*Records for the exercise:*
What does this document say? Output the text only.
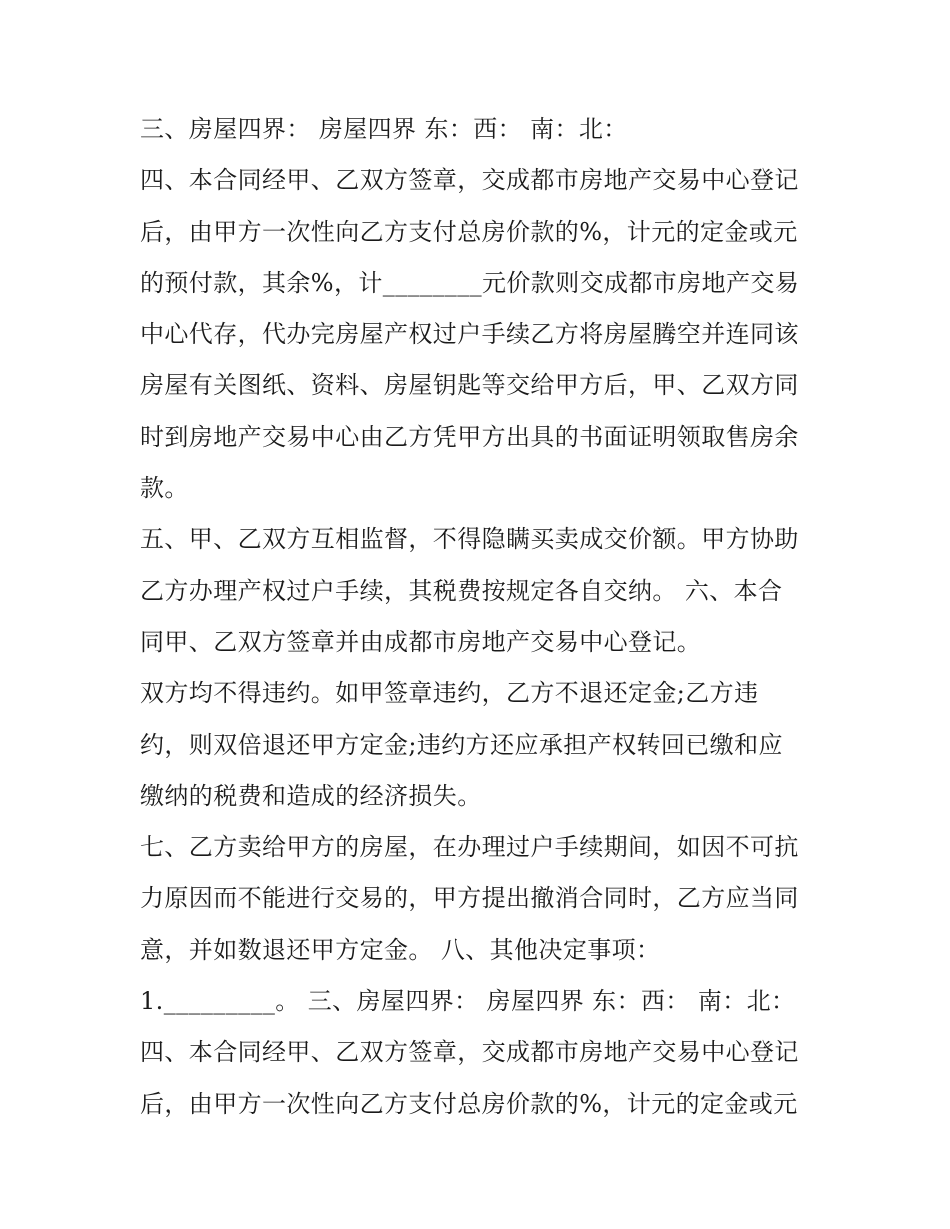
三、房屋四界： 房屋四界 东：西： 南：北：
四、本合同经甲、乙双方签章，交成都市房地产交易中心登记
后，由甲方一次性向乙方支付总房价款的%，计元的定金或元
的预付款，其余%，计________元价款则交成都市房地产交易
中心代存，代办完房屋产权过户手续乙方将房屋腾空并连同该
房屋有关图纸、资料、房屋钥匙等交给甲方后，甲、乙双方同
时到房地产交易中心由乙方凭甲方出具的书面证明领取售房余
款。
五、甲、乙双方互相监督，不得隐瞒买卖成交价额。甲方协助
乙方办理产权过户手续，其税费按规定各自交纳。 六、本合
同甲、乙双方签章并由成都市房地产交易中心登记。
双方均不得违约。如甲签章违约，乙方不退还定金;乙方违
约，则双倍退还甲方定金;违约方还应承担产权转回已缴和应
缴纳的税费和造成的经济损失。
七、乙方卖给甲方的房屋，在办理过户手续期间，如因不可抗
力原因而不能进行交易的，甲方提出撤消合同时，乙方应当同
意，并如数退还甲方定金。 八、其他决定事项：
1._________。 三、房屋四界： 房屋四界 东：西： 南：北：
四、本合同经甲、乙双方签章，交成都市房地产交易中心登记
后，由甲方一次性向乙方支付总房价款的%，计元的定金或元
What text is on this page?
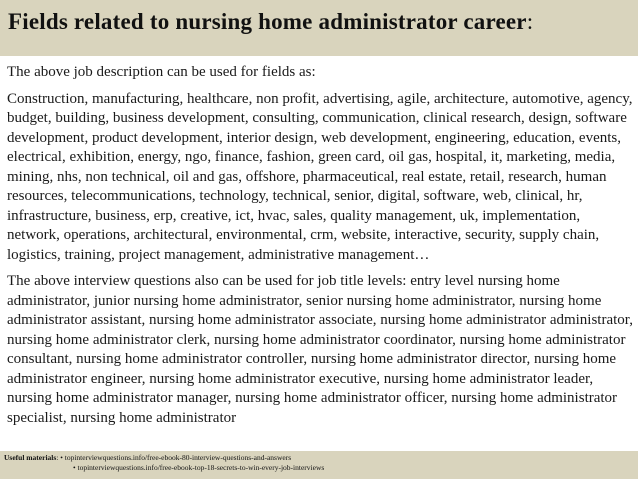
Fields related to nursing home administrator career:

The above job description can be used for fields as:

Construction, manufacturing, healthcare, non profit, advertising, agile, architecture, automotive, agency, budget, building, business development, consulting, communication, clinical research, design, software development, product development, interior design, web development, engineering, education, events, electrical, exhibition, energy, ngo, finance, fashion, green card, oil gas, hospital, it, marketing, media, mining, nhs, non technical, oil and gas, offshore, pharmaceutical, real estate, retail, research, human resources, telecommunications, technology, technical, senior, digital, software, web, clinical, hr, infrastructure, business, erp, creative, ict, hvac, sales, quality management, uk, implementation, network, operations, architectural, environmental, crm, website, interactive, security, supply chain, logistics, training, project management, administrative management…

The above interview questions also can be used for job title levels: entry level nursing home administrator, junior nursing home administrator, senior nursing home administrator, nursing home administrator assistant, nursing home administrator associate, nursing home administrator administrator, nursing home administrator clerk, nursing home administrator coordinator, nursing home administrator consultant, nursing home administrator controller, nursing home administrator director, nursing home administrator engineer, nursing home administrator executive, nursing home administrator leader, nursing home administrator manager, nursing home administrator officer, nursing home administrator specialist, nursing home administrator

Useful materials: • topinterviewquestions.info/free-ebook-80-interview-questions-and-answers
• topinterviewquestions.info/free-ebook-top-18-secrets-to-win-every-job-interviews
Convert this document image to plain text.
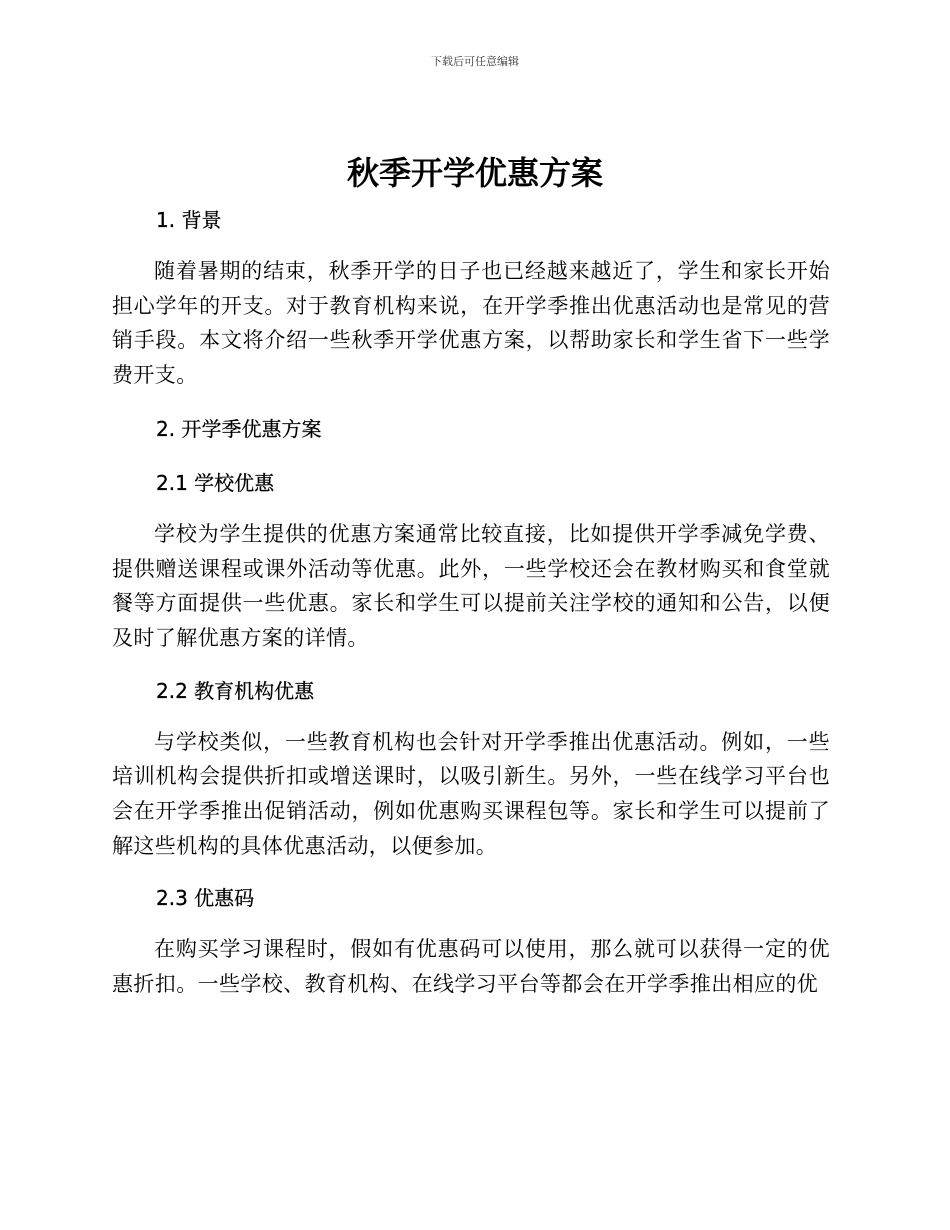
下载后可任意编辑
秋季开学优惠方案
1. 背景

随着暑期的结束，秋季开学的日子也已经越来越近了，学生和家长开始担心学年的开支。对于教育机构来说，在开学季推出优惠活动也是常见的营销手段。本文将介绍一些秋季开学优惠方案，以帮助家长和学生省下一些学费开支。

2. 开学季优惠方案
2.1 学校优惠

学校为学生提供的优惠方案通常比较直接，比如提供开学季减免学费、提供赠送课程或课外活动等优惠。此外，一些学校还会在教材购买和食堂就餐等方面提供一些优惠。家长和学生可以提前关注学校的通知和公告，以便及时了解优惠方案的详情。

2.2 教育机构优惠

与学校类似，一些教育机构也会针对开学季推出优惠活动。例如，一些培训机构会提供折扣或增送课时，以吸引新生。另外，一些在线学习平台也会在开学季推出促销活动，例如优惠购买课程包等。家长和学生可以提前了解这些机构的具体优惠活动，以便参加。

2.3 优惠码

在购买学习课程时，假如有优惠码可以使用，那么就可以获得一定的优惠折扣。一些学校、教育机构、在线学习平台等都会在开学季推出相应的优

*Given request:* Copy all lines from the listing that contain "topinterviewquestions".

*Solution to the problem:*
Useful materials: • topinterviewquestions.info/free-ebook-80-interview-questions-and-answers
• topinterviewquestions.info/free-ebook-top-18-secrets-to-win-every-job-interviews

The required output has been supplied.